DIRECTIVE: Starting at the first item and ending at the one containing "paa-list: SNSマーケティングとは何ですか？ SNSマーケターに向いている人は？", can you swap every "snippet-highlight" for "highlighted-text" and give those lines again with nothing else changed?

MATERIAL PROVIDED:
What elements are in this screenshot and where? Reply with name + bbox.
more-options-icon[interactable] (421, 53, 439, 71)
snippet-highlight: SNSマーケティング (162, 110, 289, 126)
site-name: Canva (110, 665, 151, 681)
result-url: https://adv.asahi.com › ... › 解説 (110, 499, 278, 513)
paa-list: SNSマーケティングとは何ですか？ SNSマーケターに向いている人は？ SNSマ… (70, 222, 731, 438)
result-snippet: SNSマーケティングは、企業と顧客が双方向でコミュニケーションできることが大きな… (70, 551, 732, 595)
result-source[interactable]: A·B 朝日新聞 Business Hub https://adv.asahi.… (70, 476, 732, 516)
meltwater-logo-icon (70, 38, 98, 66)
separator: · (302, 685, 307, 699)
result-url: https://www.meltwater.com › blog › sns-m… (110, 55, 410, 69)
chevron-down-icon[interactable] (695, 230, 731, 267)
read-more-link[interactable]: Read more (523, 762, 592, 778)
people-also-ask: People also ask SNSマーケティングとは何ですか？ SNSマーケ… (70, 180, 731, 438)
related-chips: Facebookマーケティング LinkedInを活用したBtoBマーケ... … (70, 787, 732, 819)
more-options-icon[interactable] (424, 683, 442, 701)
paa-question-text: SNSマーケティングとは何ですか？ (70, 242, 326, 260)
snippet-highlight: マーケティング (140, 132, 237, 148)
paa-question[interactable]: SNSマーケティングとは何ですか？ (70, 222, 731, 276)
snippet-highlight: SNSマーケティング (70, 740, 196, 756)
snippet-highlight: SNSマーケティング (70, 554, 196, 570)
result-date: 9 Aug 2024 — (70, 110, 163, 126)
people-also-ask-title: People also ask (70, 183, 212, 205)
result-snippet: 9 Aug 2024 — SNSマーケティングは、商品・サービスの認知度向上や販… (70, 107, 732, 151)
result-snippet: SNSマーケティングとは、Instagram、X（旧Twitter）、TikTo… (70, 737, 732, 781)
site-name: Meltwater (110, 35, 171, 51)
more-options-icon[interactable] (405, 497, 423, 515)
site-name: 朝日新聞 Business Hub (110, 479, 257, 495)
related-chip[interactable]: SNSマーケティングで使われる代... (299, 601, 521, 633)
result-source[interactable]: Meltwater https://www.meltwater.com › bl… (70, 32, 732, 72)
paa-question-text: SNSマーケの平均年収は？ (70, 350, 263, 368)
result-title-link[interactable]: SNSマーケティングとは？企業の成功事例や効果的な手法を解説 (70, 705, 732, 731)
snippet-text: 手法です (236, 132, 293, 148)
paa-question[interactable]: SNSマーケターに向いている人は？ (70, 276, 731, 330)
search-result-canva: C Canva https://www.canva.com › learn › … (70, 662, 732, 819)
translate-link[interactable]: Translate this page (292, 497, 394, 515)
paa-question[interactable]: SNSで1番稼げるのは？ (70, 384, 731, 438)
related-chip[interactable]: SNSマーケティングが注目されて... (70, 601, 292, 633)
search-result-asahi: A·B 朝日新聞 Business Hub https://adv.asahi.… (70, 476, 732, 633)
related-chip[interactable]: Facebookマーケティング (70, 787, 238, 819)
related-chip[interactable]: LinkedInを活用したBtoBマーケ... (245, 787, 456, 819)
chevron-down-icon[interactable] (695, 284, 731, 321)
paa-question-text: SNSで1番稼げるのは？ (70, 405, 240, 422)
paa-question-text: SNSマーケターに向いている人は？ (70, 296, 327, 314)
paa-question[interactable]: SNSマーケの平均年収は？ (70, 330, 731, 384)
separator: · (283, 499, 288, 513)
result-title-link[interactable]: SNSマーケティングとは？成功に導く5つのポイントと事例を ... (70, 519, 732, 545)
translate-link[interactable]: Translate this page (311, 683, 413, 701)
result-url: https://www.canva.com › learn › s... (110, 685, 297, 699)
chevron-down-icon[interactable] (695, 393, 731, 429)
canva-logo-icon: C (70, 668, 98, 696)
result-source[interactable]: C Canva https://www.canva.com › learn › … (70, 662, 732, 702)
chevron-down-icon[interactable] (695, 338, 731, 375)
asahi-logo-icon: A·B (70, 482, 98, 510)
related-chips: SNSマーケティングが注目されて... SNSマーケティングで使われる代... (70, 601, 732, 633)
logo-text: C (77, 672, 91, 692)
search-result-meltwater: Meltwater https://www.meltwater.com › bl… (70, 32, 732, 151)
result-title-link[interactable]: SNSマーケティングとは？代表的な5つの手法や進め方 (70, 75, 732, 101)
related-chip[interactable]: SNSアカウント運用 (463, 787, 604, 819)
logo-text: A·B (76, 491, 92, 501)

TASK ANSWER:
What elements are in this screenshot and where? Reply with name + bbox.
more-options-icon[interactable] (421, 53, 439, 71)
highlighted-text: SNSマーケティング (162, 110, 289, 126)
site-name: Canva (110, 665, 151, 681)
result-url: https://adv.asahi.com › ... › 解説 (110, 499, 278, 513)
paa-list: SNSマーケティングとは何ですか？ SNSマーケターに向いている人は？ SNSマ… (70, 222, 731, 438)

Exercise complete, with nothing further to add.